Scan the lines below; pull out those with "text".
+++++
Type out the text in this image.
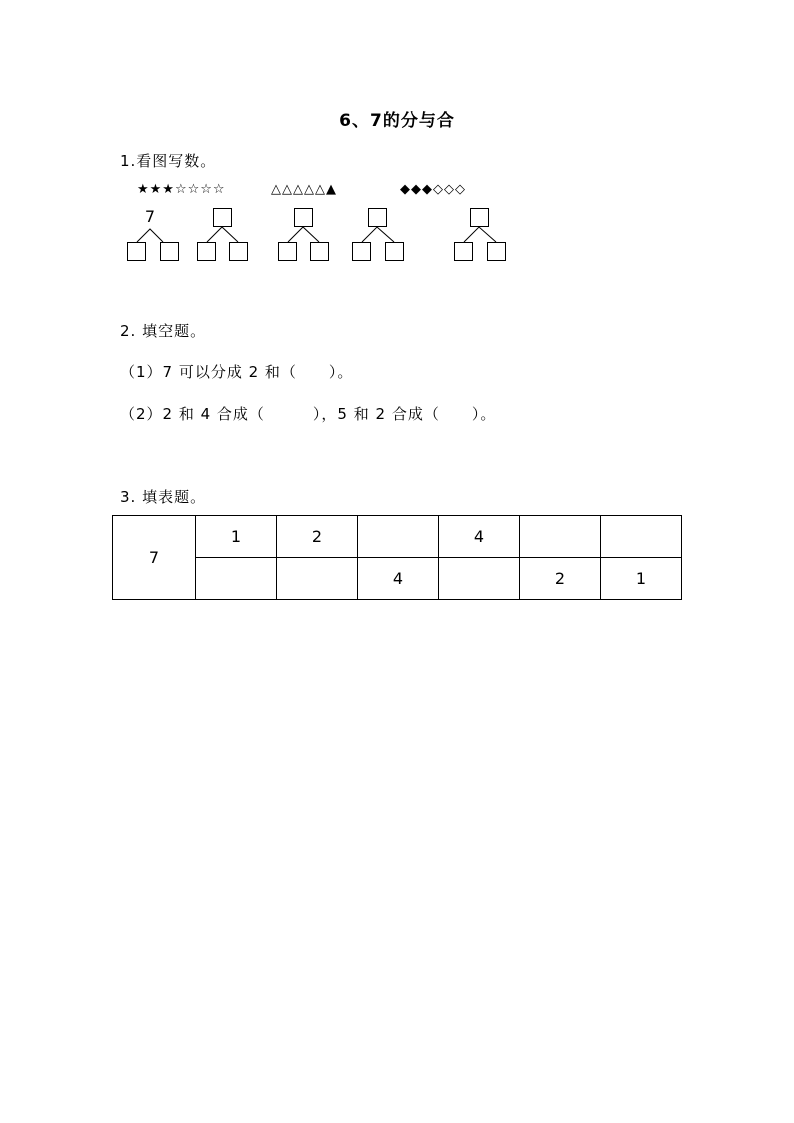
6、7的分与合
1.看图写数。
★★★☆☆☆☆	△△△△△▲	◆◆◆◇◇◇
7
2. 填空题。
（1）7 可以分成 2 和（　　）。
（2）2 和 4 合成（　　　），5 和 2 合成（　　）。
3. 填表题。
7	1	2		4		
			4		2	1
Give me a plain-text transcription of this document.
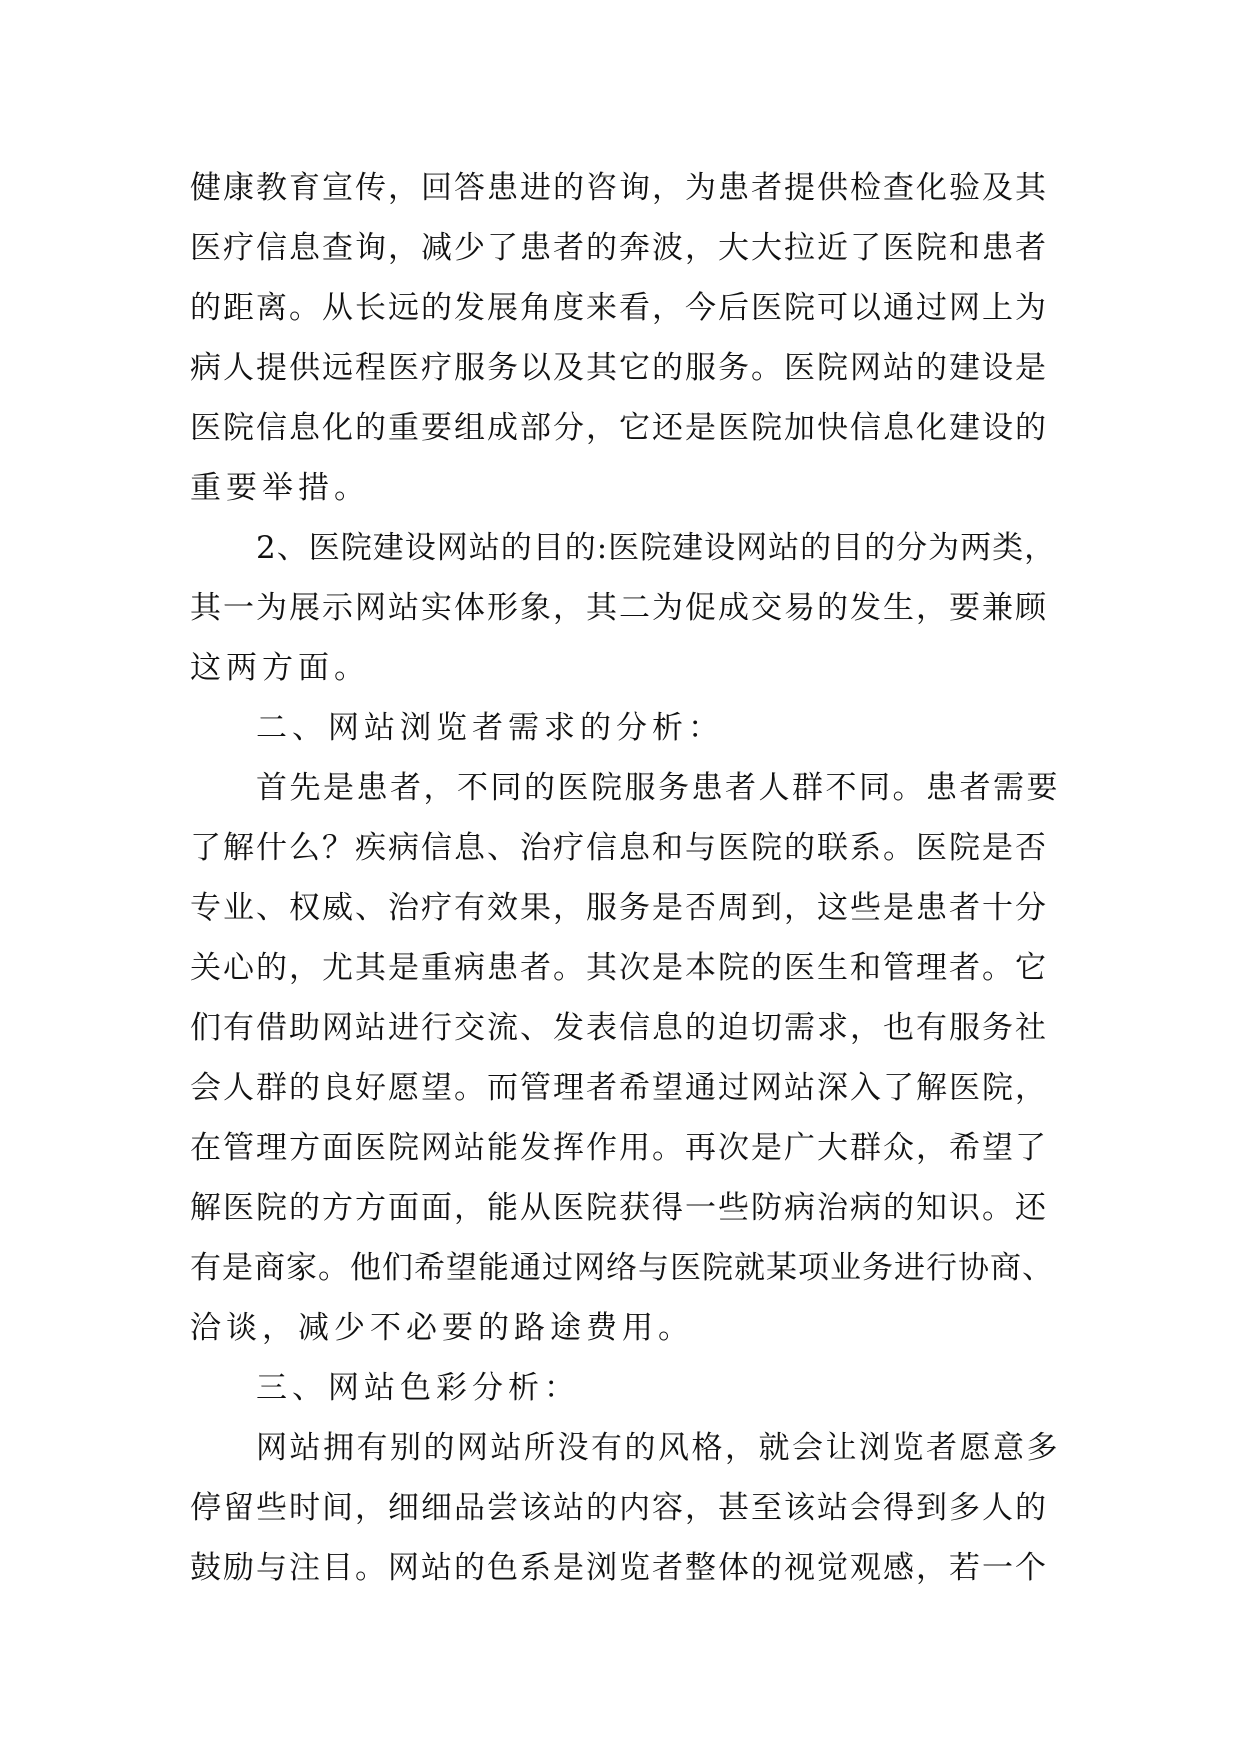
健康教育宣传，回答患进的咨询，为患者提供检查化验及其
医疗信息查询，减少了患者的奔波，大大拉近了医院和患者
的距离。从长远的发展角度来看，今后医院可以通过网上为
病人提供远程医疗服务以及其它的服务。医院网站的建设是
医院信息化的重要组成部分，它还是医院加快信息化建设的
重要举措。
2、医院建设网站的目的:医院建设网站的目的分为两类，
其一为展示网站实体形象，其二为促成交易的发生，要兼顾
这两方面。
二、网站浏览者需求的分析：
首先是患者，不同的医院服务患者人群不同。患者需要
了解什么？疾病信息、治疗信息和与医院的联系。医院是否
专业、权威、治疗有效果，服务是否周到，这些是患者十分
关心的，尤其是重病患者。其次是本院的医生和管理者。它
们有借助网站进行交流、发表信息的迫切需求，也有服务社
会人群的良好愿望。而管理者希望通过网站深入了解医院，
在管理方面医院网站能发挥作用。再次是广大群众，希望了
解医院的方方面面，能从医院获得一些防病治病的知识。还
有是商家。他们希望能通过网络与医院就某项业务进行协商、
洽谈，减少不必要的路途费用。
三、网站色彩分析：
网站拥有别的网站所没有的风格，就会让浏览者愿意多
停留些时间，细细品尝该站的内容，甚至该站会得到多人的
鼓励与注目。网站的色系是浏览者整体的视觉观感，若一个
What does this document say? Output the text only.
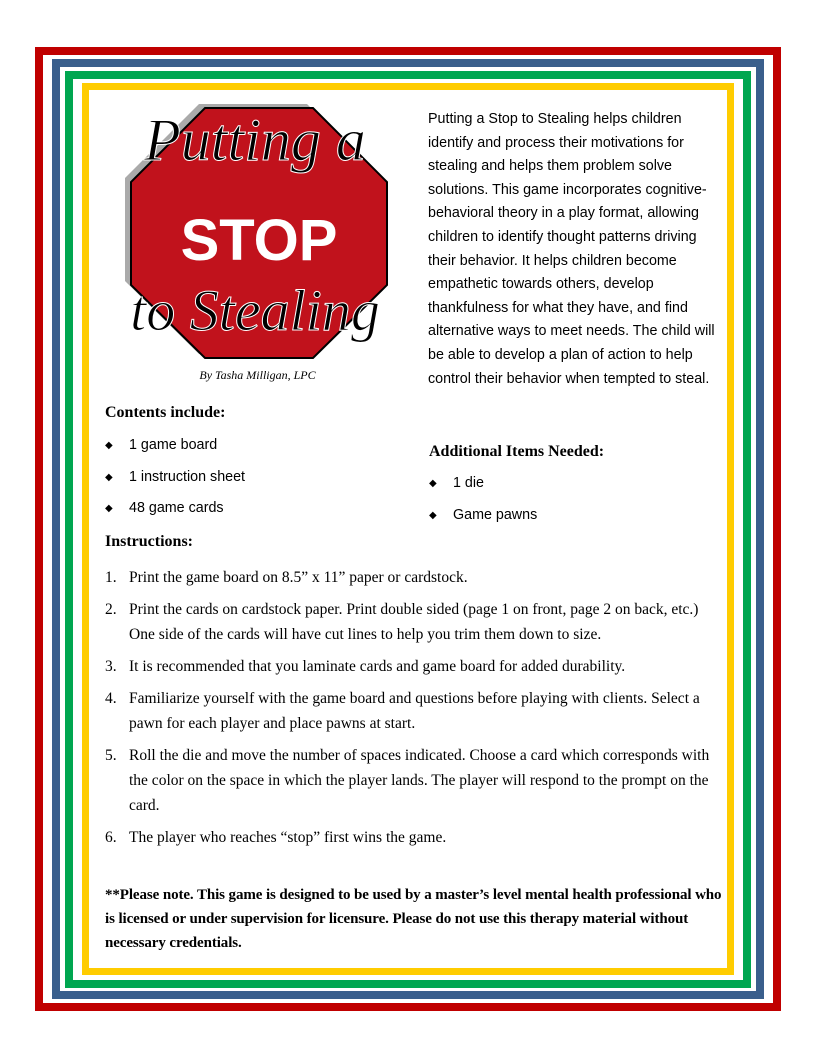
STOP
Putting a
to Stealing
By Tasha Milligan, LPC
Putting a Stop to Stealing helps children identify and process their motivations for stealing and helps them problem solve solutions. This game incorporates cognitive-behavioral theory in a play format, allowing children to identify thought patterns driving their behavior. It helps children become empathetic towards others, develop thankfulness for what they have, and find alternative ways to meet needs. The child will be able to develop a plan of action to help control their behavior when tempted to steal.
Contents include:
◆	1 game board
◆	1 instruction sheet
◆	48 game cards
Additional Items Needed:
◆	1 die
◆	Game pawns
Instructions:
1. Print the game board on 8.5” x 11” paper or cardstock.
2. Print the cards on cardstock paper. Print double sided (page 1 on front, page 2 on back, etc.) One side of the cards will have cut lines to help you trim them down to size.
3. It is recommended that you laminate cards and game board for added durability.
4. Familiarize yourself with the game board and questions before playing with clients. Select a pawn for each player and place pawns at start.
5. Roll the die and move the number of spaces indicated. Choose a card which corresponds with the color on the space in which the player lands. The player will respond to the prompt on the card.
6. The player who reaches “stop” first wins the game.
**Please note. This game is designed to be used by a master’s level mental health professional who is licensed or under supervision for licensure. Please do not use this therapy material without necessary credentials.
+++++
▶ [Task response]
Type out the text in this image.
Give me a plain-text transcription of this document.
What does this document say? Output the text only.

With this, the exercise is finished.